Travail demandé
Recopiez fidèlement, dans l'article sur l'hébergement d'urgence et l'immigration, tout le passage qui va de « Mais le paradoxe » jusqu'à « volonté de fermeté. ».

Article

Prenons l’exemple de l’hébergement d’urgence, devenu le symbole d’un État qui promet toujours plus, mais s’épuise à tenir parole. Chaque nuit, en Île-de-France, l’État loue plus de 52 000 lits dans des hôtels pour héberger principalement des immigrés illégaux. Ces hôtels sociaux, souvent indignes, ne sont qu’une réponse temporaire à un problème structurel profond. Pendant ce temps, les listes d’attente pour accéder à un logement d’urgence ou social explosent, privant les plus vulnérables de nos concitoyens de solutions. Cette politique, loin de soulager, alimente une nouvelle insécurité sociale : celle des arrivants, à qui l’on promet des droits sans perspective durable, et celle des plus précaires parmi les nationaux, qui se sentent abandonnés. Michèle Tribalat, dans Assimilation : la fin du modèle français, résume cette impasse : « Une immigration mal contrôlée fragilise d’abord les plus vulnérables parmi les nationaux. »
Mais le paradoxe va plus loin. L’architecture institutionnelle elle-même, par sa complexité et ses contradictions, crée une véritable loterie des droits. À force d’empiler des jurisprudences et des dispositifs administratifs mal calibrés, la France a offert aux demandeurs d’asile déboutés, aux sans-papiers et à leurs soutiens un manuel d’instructions pour exploiter les failles du système. Les doctrines de régularisation préfectorales varient d’un territoire à l’autre, alimentant des disparités et des stratégies d’auto-organisation. Des associations pro-migrants et des réseaux d’avocats spécialisés orchestrent des mouvements massifs de régularisations en utilisant les faiblesses du droit administratif. Une demande rejetée ici peut être acceptée ailleurs, tandis que les recours juridiques, systématiques et interminables, engorgent les tribunaux et neutralisent toute volonté de fermeté.

Extrait d'un fichier de données

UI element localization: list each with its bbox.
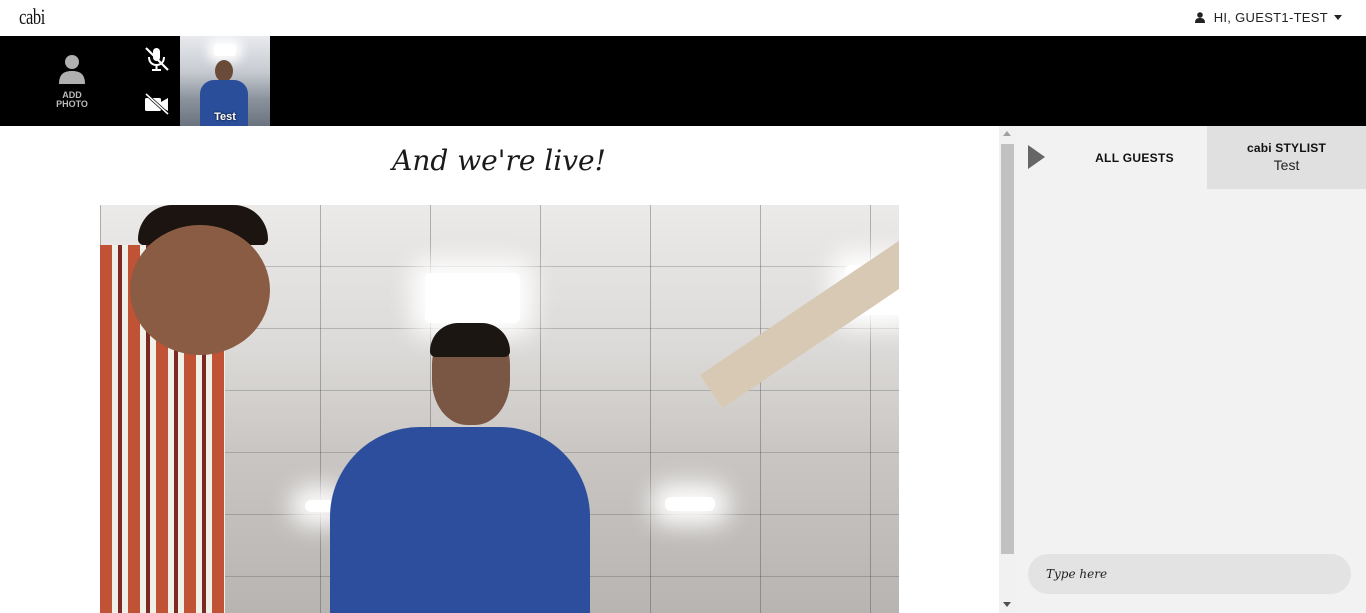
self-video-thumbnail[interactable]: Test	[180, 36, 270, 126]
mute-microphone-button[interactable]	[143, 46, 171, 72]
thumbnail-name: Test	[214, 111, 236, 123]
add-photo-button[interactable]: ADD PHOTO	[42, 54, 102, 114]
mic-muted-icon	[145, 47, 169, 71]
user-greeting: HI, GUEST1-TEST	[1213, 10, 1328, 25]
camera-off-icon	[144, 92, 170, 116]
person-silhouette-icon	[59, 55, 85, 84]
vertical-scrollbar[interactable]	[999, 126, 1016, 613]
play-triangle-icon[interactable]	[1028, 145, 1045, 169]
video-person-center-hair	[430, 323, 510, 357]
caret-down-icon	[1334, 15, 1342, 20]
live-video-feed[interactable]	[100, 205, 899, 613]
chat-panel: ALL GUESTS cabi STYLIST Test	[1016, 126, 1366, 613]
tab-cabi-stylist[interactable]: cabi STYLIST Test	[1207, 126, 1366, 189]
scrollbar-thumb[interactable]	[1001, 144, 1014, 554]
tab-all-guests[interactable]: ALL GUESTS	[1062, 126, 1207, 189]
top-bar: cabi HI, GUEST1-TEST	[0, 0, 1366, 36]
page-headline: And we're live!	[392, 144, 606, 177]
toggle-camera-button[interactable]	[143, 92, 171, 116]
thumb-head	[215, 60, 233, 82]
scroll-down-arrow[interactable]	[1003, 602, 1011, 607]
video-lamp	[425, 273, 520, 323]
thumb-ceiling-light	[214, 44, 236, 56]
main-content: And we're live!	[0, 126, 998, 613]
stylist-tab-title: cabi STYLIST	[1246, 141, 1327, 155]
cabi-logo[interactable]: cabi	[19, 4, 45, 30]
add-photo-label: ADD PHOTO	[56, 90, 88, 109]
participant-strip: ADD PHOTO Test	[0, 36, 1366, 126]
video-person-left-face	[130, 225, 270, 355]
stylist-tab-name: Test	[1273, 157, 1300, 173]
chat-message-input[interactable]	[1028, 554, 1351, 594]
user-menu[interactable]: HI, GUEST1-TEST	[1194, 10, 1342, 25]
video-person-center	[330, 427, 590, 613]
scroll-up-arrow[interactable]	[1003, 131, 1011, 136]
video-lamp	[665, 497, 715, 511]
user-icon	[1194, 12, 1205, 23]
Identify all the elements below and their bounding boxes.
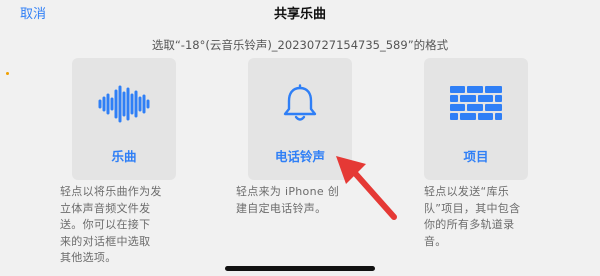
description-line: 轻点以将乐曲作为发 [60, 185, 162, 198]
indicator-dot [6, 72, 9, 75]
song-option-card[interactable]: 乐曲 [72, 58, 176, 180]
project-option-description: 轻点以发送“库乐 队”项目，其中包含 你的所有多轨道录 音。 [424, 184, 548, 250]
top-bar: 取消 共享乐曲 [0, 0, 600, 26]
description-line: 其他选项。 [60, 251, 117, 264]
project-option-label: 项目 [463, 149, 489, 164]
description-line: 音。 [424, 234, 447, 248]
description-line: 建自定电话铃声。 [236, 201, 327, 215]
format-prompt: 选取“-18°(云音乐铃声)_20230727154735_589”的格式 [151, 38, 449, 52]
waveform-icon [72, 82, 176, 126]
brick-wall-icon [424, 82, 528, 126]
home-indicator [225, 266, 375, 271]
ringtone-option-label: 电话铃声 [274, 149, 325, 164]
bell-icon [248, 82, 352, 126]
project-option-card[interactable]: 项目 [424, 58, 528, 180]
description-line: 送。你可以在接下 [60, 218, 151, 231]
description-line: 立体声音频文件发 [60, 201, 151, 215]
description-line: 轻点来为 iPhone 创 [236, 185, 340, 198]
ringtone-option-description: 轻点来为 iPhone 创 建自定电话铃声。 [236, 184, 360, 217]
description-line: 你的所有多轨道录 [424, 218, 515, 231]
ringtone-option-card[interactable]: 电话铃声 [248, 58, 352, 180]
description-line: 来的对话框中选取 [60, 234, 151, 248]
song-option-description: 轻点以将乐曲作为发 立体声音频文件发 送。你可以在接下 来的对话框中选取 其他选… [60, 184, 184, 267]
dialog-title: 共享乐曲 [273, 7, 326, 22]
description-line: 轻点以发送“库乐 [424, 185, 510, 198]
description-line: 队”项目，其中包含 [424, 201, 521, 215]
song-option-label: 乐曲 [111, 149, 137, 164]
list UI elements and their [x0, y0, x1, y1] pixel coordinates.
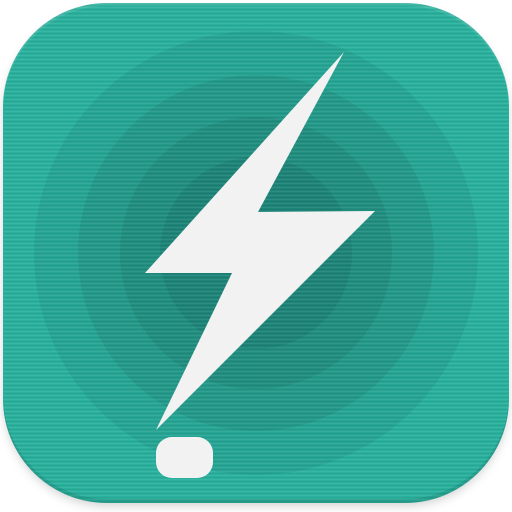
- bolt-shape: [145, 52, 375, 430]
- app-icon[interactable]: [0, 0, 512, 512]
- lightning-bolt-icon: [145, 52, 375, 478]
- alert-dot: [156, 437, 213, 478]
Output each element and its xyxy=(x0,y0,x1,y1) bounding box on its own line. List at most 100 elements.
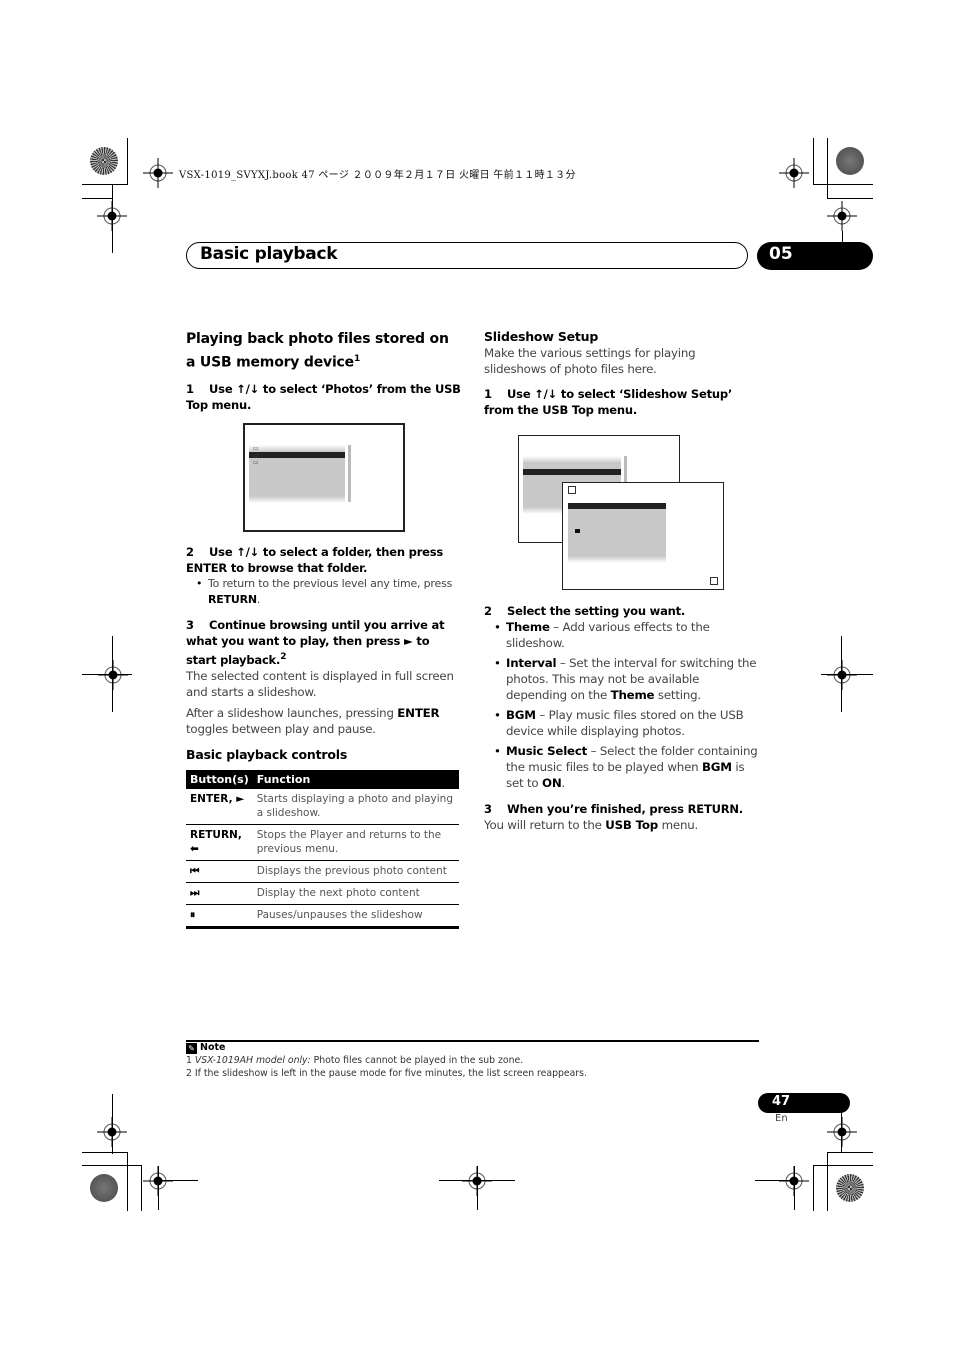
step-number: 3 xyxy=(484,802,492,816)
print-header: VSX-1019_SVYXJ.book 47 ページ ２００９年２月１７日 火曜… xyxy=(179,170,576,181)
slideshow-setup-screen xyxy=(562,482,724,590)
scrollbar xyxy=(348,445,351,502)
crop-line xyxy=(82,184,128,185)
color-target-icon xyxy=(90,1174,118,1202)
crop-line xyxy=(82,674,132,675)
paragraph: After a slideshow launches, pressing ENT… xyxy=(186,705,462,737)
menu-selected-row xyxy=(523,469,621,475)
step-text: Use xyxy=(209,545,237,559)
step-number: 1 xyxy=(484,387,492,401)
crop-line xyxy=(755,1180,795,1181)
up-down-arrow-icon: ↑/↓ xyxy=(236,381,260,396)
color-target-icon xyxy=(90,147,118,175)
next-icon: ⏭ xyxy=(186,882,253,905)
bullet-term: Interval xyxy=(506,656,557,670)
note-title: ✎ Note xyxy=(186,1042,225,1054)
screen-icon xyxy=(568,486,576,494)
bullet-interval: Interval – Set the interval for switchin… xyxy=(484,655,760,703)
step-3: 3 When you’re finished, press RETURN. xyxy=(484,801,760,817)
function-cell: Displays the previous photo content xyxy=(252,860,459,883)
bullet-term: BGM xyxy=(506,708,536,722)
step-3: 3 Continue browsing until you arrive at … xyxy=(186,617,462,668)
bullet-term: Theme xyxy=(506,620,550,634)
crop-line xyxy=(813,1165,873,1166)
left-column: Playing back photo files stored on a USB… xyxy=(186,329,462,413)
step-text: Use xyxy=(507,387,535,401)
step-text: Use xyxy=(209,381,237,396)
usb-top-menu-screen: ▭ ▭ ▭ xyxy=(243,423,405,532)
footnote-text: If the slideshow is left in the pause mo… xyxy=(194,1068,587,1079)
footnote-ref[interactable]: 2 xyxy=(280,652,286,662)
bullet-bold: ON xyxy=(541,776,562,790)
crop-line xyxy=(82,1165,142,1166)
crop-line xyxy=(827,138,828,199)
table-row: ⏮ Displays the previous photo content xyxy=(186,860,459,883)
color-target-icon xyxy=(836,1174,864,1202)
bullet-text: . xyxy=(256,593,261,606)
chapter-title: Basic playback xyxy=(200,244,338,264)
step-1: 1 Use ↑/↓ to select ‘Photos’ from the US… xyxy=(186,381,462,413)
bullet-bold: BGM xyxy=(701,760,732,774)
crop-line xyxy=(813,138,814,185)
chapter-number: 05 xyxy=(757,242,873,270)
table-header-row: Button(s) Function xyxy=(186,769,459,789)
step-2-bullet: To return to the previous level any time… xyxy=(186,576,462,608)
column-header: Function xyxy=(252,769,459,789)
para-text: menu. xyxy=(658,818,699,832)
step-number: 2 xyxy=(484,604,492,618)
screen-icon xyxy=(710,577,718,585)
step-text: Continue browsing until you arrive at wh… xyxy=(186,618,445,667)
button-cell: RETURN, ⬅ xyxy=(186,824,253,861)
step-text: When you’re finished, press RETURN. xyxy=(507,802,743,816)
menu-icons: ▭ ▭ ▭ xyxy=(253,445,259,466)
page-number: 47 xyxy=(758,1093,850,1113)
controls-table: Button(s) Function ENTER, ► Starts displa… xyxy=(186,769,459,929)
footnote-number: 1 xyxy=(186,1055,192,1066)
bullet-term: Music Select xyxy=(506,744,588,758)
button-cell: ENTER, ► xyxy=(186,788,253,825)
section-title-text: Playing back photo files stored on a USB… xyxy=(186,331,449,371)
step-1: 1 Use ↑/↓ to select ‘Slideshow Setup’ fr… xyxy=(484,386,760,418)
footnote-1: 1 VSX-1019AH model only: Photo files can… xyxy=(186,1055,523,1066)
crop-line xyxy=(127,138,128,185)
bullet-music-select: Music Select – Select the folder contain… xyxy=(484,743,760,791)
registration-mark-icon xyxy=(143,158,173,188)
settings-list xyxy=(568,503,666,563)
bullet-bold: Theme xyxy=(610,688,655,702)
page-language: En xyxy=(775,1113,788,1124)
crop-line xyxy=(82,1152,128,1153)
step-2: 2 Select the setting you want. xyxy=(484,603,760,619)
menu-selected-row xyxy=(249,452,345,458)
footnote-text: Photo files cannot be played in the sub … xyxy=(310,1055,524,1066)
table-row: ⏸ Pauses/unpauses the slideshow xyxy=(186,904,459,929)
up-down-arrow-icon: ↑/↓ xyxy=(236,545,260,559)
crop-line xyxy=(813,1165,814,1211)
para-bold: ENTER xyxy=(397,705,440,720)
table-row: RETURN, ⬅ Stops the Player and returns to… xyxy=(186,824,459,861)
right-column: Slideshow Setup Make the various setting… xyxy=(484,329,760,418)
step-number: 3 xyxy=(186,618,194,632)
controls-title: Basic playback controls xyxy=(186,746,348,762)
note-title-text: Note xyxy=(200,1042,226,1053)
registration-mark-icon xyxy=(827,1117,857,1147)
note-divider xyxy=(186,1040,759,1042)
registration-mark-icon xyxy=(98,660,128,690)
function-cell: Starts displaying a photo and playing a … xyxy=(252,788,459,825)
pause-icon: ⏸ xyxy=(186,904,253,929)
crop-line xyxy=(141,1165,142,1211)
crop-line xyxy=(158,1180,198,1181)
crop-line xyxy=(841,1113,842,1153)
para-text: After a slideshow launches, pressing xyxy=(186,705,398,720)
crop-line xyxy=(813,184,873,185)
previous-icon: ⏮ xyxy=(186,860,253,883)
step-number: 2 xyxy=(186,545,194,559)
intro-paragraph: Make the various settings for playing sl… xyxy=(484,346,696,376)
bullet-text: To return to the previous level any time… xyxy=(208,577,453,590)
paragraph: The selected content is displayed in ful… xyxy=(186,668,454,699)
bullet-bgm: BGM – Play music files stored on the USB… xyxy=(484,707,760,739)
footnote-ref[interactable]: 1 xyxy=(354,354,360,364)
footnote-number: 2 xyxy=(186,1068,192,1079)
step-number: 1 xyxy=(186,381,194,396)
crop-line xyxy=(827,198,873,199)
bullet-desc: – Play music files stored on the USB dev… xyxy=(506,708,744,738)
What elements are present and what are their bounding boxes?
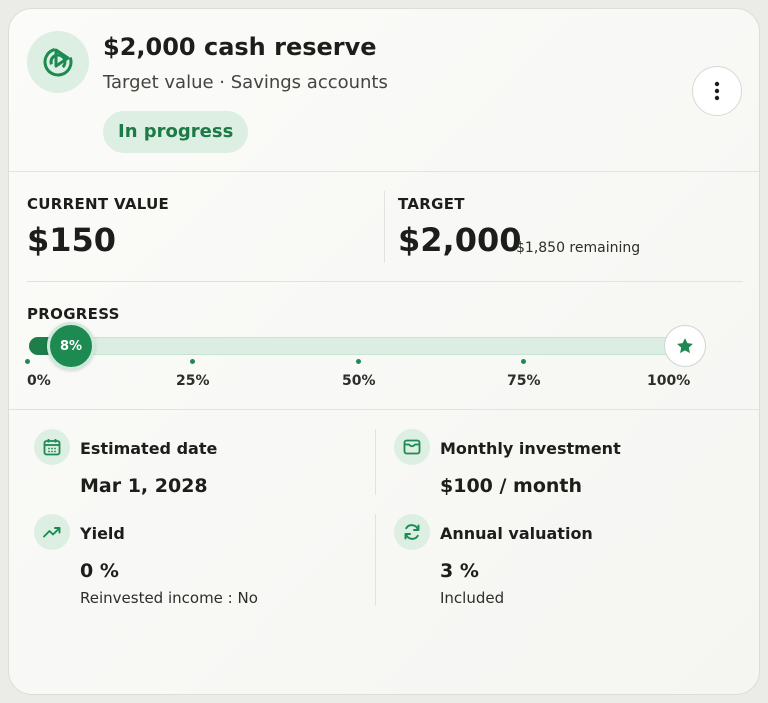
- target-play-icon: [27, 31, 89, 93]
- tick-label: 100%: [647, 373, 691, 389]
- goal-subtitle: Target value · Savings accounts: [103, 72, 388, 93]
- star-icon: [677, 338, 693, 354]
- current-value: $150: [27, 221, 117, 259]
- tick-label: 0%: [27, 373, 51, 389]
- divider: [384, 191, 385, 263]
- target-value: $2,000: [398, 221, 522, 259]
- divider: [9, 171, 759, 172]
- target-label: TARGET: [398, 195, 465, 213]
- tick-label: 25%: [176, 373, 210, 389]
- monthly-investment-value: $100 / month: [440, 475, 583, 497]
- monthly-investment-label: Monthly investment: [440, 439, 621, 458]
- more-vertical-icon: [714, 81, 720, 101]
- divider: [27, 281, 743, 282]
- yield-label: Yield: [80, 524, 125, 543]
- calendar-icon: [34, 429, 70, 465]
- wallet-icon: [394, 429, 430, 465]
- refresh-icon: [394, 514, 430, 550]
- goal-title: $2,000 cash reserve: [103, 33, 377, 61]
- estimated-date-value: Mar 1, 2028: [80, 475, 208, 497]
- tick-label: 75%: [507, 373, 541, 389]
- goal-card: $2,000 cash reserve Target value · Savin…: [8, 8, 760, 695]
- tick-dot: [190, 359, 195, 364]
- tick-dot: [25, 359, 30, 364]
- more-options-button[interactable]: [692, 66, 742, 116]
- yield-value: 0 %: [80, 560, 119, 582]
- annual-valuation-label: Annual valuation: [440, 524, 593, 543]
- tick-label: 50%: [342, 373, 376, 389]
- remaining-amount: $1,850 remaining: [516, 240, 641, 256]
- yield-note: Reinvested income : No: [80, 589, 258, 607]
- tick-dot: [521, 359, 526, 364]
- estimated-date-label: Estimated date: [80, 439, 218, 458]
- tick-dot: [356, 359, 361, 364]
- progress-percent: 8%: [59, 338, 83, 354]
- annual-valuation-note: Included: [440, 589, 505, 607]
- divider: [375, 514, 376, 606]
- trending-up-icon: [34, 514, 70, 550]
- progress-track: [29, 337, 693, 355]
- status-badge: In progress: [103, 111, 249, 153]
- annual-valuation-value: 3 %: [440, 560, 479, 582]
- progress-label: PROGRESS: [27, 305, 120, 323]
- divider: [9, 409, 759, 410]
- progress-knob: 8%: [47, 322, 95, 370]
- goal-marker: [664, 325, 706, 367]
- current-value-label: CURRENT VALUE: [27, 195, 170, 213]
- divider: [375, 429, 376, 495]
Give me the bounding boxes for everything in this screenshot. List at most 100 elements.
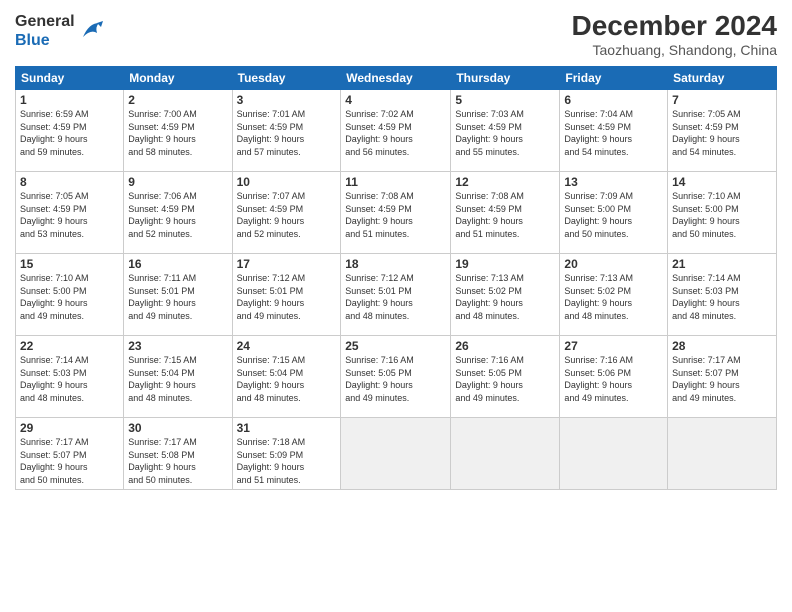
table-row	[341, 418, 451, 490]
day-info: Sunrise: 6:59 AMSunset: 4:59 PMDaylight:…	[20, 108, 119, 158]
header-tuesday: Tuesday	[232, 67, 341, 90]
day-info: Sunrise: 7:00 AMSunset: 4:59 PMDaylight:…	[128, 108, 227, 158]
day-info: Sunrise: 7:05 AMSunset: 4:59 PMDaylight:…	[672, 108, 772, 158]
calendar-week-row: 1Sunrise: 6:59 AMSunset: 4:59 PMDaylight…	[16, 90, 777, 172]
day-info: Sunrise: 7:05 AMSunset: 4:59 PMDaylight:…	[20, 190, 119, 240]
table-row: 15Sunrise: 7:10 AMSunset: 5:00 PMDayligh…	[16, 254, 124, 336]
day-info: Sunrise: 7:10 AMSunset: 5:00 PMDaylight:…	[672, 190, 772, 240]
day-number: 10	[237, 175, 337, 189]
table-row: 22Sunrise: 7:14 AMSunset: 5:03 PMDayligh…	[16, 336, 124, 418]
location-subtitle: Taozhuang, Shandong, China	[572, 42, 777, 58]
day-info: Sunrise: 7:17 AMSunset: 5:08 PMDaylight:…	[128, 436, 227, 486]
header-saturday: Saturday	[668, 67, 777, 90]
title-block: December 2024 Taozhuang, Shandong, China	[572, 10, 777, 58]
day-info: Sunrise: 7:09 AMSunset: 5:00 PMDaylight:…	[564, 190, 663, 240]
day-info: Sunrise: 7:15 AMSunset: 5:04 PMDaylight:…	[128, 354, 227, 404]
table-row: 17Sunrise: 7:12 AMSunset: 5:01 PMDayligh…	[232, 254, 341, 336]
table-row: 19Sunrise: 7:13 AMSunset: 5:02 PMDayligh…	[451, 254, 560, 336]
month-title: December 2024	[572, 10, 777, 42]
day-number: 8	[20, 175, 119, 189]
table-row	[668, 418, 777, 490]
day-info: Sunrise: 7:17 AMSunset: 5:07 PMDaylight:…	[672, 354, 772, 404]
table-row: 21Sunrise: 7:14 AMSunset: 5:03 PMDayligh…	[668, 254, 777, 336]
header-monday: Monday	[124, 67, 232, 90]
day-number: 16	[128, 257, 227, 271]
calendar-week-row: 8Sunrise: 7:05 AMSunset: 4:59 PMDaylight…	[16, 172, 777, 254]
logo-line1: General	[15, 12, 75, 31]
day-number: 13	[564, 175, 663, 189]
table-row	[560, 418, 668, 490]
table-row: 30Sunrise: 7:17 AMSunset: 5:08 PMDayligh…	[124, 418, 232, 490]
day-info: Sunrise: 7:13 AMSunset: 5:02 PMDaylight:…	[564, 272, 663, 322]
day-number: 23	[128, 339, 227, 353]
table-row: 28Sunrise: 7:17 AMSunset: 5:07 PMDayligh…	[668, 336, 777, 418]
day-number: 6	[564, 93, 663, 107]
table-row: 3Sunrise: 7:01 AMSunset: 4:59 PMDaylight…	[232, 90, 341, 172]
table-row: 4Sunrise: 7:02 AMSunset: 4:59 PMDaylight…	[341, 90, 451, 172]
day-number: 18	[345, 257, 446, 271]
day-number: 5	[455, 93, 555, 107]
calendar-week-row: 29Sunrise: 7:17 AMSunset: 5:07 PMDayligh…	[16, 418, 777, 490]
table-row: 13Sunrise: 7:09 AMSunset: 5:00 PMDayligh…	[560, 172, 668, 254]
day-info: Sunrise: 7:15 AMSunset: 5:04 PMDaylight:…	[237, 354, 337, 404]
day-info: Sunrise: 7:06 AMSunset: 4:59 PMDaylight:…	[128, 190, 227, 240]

Solution proposée
Mais le paradoxe va plus loin. L’architecture institutionnelle elle-même, par sa complexité et ses contradictions, crée une véritable loterie des droits. À force d’empiler des jurisprudences et des dispositifs administratifs mal calibrés, la France a offert aux demandeurs d’asile déboutés, aux sans-papiers et à leurs soutiens un manuel d’instructions pour exploiter les failles du système. Les doctrines de régularisation préfectorales varient d’un territoire à l’autre, alimentant des disparités et des stratégies d’auto-organisation. Des associations pro-migrants et des réseaux d’avocats spécialisés orchestrent des mouvements massifs de régularisations en utilisant les faiblesses du droit administratif. Une demande rejetée ici peut être acceptée ailleurs, tandis que les recours juridiques, systématiques et interminables, engorgent les tribunaux et neutralisent toute volonté de fermeté.